→ **Prompt**: Retype all the records with nothing changed.

** begin **

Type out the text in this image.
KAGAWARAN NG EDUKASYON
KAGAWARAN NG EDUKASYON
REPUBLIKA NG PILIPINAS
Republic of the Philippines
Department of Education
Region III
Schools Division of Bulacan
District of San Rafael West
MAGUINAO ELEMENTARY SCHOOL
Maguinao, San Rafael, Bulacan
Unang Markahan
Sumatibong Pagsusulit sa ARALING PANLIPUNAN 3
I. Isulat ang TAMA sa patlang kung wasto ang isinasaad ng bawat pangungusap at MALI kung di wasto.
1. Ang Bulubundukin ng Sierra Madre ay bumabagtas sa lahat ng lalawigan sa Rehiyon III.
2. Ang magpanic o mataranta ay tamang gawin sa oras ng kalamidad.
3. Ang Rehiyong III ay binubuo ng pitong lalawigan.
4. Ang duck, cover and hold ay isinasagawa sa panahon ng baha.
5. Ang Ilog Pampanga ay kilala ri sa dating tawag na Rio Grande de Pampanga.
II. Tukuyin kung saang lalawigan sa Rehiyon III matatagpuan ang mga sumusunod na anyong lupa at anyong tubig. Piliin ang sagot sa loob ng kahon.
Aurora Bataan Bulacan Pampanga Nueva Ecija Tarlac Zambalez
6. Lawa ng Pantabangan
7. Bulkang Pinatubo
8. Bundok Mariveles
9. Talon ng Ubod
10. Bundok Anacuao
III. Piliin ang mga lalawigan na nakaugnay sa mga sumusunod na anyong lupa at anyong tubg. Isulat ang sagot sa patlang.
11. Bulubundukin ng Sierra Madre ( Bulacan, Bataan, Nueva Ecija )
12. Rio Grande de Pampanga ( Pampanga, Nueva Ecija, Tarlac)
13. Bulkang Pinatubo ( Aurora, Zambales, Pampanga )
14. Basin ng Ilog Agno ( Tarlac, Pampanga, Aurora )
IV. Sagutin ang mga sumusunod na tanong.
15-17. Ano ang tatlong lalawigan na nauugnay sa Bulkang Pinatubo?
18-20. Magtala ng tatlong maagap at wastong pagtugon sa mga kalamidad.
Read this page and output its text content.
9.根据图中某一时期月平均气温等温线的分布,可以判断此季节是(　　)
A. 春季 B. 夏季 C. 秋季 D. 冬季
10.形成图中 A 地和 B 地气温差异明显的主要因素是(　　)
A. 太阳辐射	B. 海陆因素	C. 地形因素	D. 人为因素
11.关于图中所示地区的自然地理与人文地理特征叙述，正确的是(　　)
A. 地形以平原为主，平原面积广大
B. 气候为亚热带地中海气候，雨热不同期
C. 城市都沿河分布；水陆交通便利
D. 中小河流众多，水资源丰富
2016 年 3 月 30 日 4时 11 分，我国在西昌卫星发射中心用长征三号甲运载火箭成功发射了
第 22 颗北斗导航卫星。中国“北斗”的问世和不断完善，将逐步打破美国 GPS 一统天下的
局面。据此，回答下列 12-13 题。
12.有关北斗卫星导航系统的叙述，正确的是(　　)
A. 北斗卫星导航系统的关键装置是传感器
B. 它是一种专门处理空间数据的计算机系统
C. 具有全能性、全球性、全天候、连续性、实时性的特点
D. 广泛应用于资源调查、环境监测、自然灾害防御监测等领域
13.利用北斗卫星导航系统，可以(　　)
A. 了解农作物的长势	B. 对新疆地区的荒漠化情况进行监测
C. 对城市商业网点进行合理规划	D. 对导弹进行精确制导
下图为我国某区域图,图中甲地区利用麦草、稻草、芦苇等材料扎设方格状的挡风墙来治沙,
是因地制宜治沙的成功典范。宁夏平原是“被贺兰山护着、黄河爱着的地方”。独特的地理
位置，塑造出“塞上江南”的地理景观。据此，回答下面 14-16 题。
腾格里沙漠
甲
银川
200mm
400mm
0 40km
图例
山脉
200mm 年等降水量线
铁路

** end **

→ **Full answer**:
Type out the text in this image.
KAGAWARAN NG EDUKASYON
KAGAWARAN NG EDUKASYON
REPUBLIKA NG PILIPINAS
Republic of the Philippines
Department of Education
Region III
Schools Division of Bulacan
District of San Rafael West
MAGUINAO ELEMENTARY SCHOOL
Maguinao, San Rafael, Bulacan
Unang Markahan
Sumatibong Pagsusulit sa ARALING PANLIPUNAN 3
I. Isulat ang TAMA sa patlang kung wasto ang isinasaad ng bawat pangungusap at MALI kung di wasto.
1. Ang Bulubundukin ng Sierra Madre ay bumabagtas sa lahat ng lalawigan sa Rehiyon III.
2. Ang magpanic o mataranta ay tamang gawin sa oras ng kalamidad.
3. Ang Rehiyong III ay binubuo ng pitong lalawigan.
4. Ang duck, cover and hold ay isinasagawa sa panahon ng baha.
5. Ang Ilog Pampanga ay kilala ri sa dating tawag na Rio Grande de Pampanga.
II. Tukuyin kung saang lalawigan sa Rehiyon III matatagpuan ang mga sumusunod na anyong lupa at anyong tubig. Piliin ang sagot sa loob ng kahon.
Aurora Bataan Bulacan Pampanga Nueva Ecija Tarlac Zambalez
6. Lawa ng Pantabangan
7. Bulkang Pinatubo
8. Bundok Mariveles
9. Talon ng Ubod
10. Bundok Anacuao
III. Piliin ang mga lalawigan na nakaugnay sa mga sumusunod na anyong lupa at anyong tubg. Isulat ang sagot sa patlang.
11. Bulubundukin ng Sierra Madre ( Bulacan, Bataan, Nueva Ecija )
12. Rio Grande de Pampanga ( Pampanga, Nueva Ecija, Tarlac)
13. Bulkang Pinatubo ( Aurora, Zambales, Pampanga )
14. Basin ng Ilog Agno ( Tarlac, Pampanga, Aurora )
IV. Sagutin ang mga sumusunod na tanong.
15-17. Ano ang tatlong lalawigan na nauugnay sa Bulkang Pinatubo?
18-20. Magtala ng tatlong maagap at wastong pagtugon sa mga kalamidad.
Read this page and output its text content.
9.根据图中某一时期月平均气温等温线的分布,可以判断此季节是(　　)
A. 春季 B. 夏季 C. 秋季 D. 冬季
10.形成图中 A 地和 B 地气温差异明显的主要因素是(　　)
A. 太阳辐射	B. 海陆因素	C. 地形因素	D. 人为因素
11.关于图中所示地区的自然地理与人文地理特征叙述，正确的是(　　)
A. 地形以平原为主，平原面积广大
B. 气候为亚热带地中海气候，雨热不同期
C. 城市都沿河分布；水陆交通便利
D. 中小河流众多，水资源丰富
2016 年 3 月 30 日 4时 11 分，我国在西昌卫星发射中心用长征三号甲运载火箭成功发射了
第 22 颗北斗导航卫星。中国“北斗”的问世和不断完善，将逐步打破美国 GPS 一统天下的
局面。据此，回答下列 12-13 题。
12.有关北斗卫星导航系统的叙述，正确的是(　　)
A. 北斗卫星导航系统的关键装置是传感器
B. 它是一种专门处理空间数据的计算机系统
C. 具有全能性、全球性、全天候、连续性、实时性的特点
D. 广泛应用于资源调查、环境监测、自然灾害防御监测等领域
13.利用北斗卫星导航系统，可以(　　)
A. 了解农作物的长势	B. 对新疆地区的荒漠化情况进行监测
C. 对城市商业网点进行合理规划	D. 对导弹进行精确制导
下图为我国某区域图,图中甲地区利用麦草、稻草、芦苇等材料扎设方格状的挡风墙来治沙,
是因地制宜治沙的成功典范。宁夏平原是“被贺兰山护着、黄河爱着的地方”。独特的地理
位置，塑造出“塞上江南”的地理景观。据此，回答下面 14-16 题。
腾格里沙漠
甲
银川
200mm
400mm
0 40km
图例
山脉
200mm 年等降水量线
铁路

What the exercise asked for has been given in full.